- _Istruzione scritta 1_: Trascrivi il passo dell'estratto fornito compreso tra "Lontananza, nostalgia, malinconia" e "viaggiatori verso l’ignoto.", estremi inclusi, sostituendo "nostalgia" con "rimpianto".

- _Estratto fornito_:
* * *
Non so se sia il poké o la birra, ma l’eleganza e la raffinatezza del sax di Daniele Sepe e della voce di Emilia Zamuner fanno il paio con quella degli Indaco.
Jazz italiano e suoni d’oltreoceano.
Sudamericani, per la precisione.
Lontananza, nostalgia, malinconia di chi raggiunge mondi fino a quel momento nemmeno immaginati.
Note e vibrazioni legate al ricordo e alle origini di viaggiatori verso l’ignoto.
Si apre così il set di un’ora e mezza dedicato a Napoli e al suo suono.
Poi gli Osanna, storica superband del prog italiano.
Della prima formazione è rimasto il solo Lino Vairetti, per il quale non è frase di circostanza dire che il tempo sembra essersi fermato.
Motori al massimo, “lift off” e si vola.
Le maschere di scena sono quelle di sempre, i fraseggi di moog e di chitarra elettrica su una giga, danza veloce in tempo ternario (si ascolti ‘È Festa‘ della PFM) catapultano immediatamente nel mondo del progressive italiano.
Il suono è potente, trascinante e pieno e va avanti così.
Intanto nel backstage la mia attenzione è catturata da un gruppo giovanissimi che stazionano nei pressi della scala che porta sul palco.
Sono circa dieci tra ragazze e ragazzi e fanno parte di “Banda Larga”, progetto di due scuole di musica campane finalizzato a creare occasioni di stimolo e crescita artistica per ragazzi che vogliono approcciare il mondo musicale.
Insieme agli Osanna eseguono ‘L’Uomo‘, duettando e rappando con Lino Vairetti.
E jammando con la band che inserisce nel pezzo un mash up di ‘Starway to Heaven‘ e delle hendrixiane ‘Purple Haze‘ e ‘Foxy Lady‘.
I ragazzi non hanno fatto prove, dieci minuti dopo avranno i miei complimenti sinceri.
È il turno di Mario Coppeto e la sua versione partenopea di ‘Bella Ciao‘, le tammurriate di Fiorenza Calogero e l’etnopop dei Renanera carico di pathos.
Chiude Antonio Onorato con la sua rilettura in chiave rock acustica di tradizionali della musica campana, con un fuori programma finale: la protesta sul palco dei responsabili del progetto Banda Larga che avrebbero dovuto eseguire il loro pezzo ma sono stati tagliati per i tempi andati lunghi.
Ed è un gran peccato.
Tempi ristretti quindi, tradotto: gran corsa per cambiare palco e non perdersi nemmeno un centesimo di secondo del live Seun Kuti.
Figlio del più grande esponente di tutti i tempi della musica africana, fondatore dell’afrobeat, rivoluzionario nigeriano “The Black President”: Fela Kuti, uno degli artisti più influenti della musica del secolo scorso.
Con lui la storica band degli Egypt 80, già definita dal padre «la più rivoluzionaria macchina ritmica dell’Africa tropicale».
* * *
- _Record forniti_:
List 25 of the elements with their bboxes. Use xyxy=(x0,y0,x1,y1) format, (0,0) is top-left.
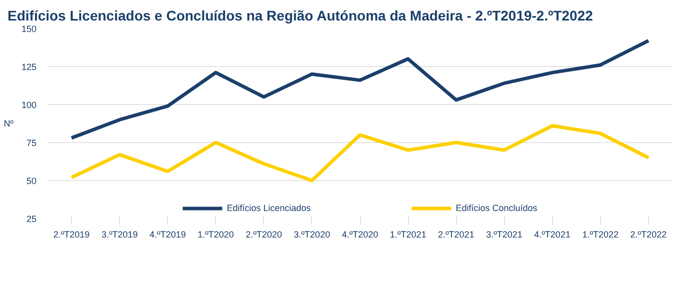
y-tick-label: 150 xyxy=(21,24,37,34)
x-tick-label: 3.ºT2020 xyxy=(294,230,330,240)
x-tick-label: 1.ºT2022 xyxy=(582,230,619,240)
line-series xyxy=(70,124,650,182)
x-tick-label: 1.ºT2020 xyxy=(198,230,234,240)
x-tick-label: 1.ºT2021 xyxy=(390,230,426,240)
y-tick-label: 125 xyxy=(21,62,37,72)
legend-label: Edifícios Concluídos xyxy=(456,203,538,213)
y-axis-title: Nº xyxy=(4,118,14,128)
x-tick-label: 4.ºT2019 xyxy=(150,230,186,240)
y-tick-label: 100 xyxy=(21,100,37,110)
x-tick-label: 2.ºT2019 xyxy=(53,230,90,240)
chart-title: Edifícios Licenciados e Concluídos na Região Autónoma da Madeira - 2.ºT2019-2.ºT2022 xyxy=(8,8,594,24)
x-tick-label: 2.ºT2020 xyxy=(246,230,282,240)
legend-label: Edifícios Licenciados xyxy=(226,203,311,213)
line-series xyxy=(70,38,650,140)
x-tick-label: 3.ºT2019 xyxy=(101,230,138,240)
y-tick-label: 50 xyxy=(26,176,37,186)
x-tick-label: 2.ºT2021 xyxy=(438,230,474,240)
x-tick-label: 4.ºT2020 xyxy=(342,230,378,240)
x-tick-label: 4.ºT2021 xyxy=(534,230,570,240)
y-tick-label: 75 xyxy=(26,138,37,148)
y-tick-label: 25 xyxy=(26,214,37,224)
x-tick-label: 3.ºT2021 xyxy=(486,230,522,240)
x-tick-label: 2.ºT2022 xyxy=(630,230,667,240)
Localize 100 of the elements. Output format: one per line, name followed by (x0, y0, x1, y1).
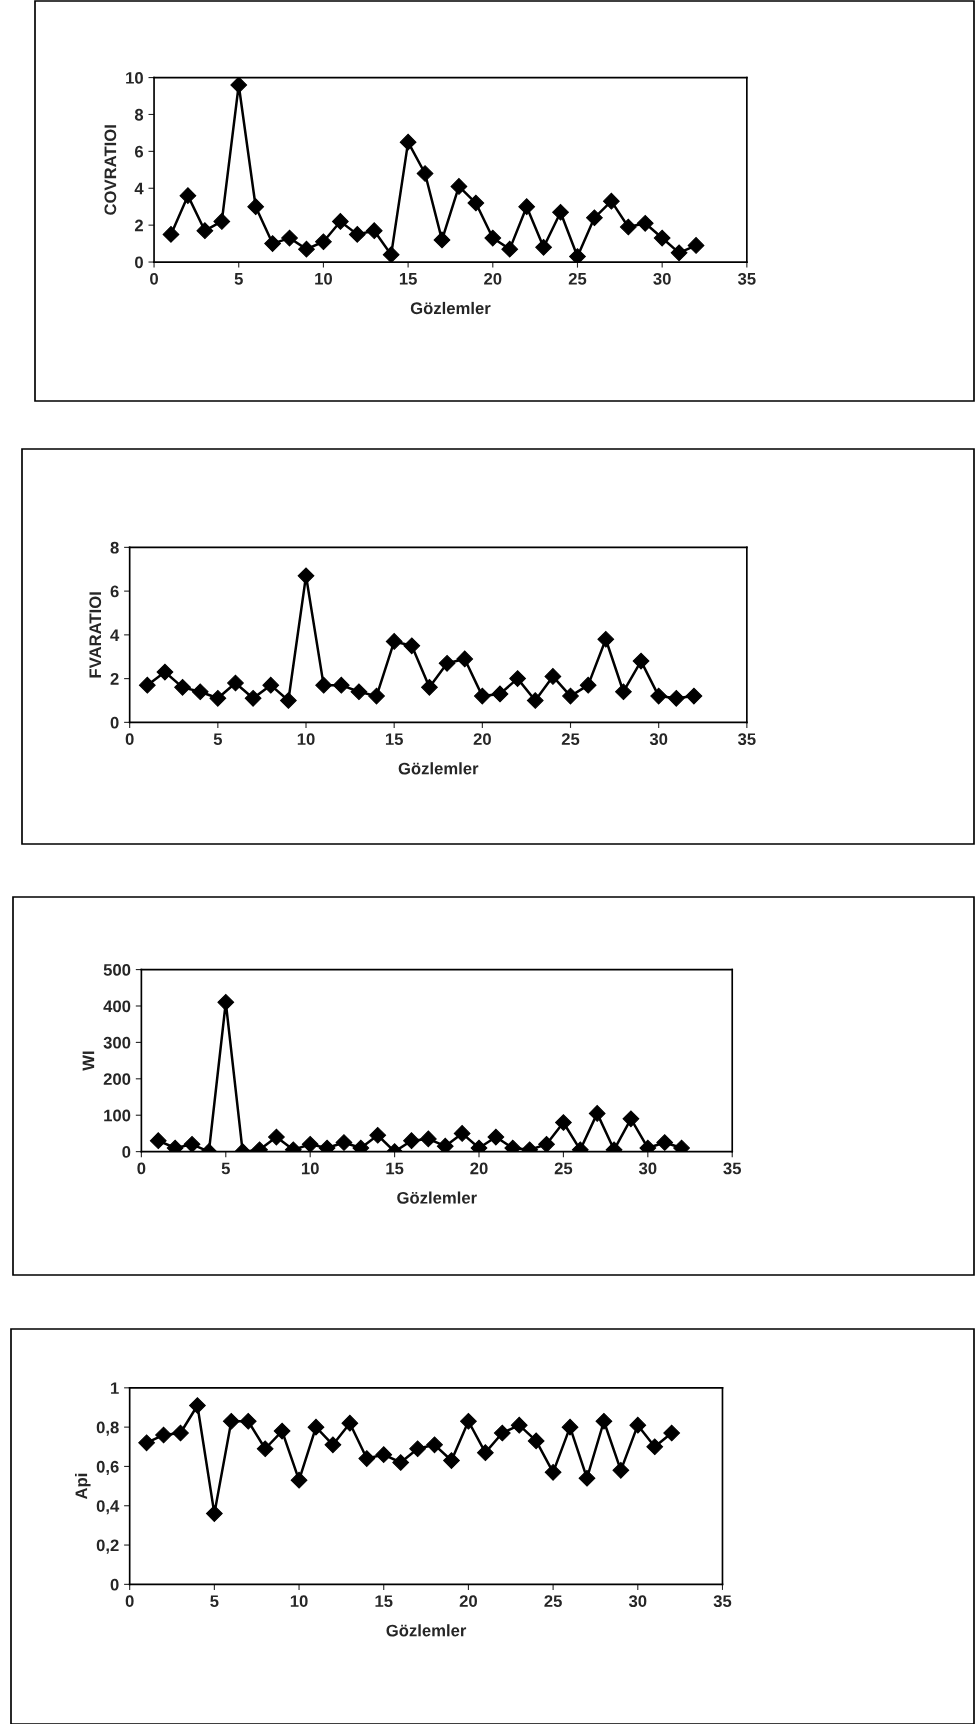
* * *
- _Istruzione scritta 2_: Ricopia tali e quali le righe dei record dall'inizio fino alla riga che contiene "y-tick-label: 125 xyxy=(21,62,37,72)", inclusa, senza riportare le immagini.

- _Risultato finale 1_:
Lontananza, rimpianto, malinconia di chi raggiunge mondi fino a quel momento nemmeno immaginati.
Note e vibrazioni legate al ricordo e alle origini di viaggiatori verso l’ignoto.

- _Risultato finale 2_:
List 25 of the elements with their bboxes. Use xyxy=(x0,y0,x1,y1) format, (0,0) is top-left.
y-tick-label: 150 xyxy=(21,24,37,34)
x-tick-label: 3.ºT2020 xyxy=(294,230,330,240)
x-tick-label: 1.ºT2022 xyxy=(582,230,619,240)
line-series xyxy=(70,124,650,182)
x-tick-label: 1.ºT2020 xyxy=(198,230,234,240)
x-tick-label: 1.ºT2021 xyxy=(390,230,426,240)
y-tick-label: 125 xyxy=(21,62,37,72)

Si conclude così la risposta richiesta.